**Problem requirements**
Filter the entries below, keeping every line that has the word "style".

* BEGIN Available records *

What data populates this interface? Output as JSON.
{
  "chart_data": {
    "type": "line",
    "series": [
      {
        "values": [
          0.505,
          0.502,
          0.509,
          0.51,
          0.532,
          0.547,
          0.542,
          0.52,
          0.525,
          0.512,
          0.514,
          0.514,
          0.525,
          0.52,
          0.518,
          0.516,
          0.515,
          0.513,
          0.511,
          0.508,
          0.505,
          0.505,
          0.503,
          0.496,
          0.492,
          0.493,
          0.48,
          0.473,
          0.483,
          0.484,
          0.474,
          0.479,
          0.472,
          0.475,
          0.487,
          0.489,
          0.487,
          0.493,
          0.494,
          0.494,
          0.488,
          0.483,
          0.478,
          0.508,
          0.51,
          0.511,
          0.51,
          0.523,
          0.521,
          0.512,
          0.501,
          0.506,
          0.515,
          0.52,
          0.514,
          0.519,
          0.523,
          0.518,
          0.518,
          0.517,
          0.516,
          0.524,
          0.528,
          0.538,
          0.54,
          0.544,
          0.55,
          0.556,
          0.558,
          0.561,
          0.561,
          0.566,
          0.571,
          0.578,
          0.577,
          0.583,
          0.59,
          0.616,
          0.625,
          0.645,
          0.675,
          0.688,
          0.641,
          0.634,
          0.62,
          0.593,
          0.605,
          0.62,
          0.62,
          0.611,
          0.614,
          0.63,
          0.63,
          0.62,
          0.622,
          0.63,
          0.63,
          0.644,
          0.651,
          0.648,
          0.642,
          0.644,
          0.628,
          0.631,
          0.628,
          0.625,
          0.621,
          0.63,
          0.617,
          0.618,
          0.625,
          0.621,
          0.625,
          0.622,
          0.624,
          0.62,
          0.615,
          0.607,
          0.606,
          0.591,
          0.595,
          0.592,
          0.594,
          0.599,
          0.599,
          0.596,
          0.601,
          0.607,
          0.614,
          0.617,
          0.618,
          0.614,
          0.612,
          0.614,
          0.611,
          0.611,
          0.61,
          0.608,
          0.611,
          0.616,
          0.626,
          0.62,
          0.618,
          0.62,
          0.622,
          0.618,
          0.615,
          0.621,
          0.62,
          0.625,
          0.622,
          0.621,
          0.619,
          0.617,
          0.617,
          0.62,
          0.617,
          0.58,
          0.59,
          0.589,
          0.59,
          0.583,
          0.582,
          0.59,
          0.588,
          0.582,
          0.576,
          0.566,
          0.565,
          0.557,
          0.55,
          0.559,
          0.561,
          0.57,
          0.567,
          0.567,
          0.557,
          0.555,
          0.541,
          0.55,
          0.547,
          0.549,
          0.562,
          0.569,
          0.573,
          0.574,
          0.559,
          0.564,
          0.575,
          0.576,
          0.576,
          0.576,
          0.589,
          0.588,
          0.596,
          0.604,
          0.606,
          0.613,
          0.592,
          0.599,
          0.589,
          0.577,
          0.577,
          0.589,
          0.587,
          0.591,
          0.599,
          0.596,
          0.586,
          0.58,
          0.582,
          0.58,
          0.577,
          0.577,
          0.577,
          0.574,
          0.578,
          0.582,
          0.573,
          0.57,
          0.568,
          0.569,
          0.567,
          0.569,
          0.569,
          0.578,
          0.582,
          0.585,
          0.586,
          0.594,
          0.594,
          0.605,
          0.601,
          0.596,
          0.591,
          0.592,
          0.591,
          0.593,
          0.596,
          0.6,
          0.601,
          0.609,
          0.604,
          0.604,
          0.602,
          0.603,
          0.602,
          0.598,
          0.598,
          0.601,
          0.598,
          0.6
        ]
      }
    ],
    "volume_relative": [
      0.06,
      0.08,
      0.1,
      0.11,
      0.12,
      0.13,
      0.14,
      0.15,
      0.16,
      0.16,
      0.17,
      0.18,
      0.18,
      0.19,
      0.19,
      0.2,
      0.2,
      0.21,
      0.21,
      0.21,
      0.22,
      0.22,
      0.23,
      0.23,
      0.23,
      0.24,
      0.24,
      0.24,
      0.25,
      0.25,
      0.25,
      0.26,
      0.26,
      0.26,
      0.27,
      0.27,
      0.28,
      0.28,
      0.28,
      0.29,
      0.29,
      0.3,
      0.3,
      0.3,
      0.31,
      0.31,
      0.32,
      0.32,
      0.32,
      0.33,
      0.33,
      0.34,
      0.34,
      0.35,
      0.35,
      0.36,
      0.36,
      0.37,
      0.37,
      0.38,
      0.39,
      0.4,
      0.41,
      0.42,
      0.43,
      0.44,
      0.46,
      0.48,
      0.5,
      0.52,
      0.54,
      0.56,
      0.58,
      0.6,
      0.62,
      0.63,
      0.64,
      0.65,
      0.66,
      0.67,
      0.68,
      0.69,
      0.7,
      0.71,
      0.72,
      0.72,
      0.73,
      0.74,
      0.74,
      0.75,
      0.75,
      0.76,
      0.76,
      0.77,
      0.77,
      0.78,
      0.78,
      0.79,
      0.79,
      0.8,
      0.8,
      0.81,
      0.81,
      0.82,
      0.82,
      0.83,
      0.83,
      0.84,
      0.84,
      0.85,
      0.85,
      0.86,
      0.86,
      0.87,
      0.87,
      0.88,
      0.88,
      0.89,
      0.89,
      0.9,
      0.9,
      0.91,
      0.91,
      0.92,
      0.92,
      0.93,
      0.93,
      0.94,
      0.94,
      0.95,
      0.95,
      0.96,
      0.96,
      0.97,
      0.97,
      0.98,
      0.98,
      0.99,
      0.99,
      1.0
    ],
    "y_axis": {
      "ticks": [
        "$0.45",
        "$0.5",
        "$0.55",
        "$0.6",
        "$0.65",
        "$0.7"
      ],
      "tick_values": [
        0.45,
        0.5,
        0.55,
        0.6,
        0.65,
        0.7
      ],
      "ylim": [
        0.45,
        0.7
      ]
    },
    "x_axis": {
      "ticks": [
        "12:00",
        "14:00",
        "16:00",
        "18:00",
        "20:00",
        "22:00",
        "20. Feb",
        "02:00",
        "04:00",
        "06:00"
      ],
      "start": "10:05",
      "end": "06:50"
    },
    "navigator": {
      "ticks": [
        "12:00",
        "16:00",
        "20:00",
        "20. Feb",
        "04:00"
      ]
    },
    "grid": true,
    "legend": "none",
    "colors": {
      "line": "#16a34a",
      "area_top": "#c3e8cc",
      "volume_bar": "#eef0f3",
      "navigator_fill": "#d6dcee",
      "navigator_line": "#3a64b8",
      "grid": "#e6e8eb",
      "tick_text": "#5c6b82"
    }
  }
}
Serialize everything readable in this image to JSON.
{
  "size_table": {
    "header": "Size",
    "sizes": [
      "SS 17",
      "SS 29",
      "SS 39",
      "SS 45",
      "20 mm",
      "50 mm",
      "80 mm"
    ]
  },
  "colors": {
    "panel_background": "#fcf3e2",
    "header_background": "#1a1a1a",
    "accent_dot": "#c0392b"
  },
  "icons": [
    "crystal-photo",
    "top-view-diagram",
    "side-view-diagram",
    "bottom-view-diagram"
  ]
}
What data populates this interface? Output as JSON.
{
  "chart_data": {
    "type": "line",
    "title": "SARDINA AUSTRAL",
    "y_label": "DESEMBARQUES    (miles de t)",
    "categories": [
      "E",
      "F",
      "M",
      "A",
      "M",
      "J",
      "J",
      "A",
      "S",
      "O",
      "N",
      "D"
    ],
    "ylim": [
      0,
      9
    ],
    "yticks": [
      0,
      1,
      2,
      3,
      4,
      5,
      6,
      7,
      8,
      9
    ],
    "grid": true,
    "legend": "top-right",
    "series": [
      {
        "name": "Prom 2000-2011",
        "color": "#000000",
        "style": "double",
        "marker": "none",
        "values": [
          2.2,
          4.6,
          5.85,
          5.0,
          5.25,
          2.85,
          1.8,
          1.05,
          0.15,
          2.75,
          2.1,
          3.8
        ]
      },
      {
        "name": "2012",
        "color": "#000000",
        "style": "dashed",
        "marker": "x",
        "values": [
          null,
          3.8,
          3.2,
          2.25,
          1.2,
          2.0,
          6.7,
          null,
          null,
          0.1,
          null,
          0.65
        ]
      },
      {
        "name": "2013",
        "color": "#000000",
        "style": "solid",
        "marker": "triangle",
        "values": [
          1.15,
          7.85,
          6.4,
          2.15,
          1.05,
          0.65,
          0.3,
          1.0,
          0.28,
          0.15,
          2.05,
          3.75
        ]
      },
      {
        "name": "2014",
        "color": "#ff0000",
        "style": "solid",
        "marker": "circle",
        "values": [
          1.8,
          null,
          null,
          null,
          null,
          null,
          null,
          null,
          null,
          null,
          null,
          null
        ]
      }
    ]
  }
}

* END Available records *

**Final result**
        "style": "double",
        "style": "dashed",
        "style": "solid",
        "style": "solid",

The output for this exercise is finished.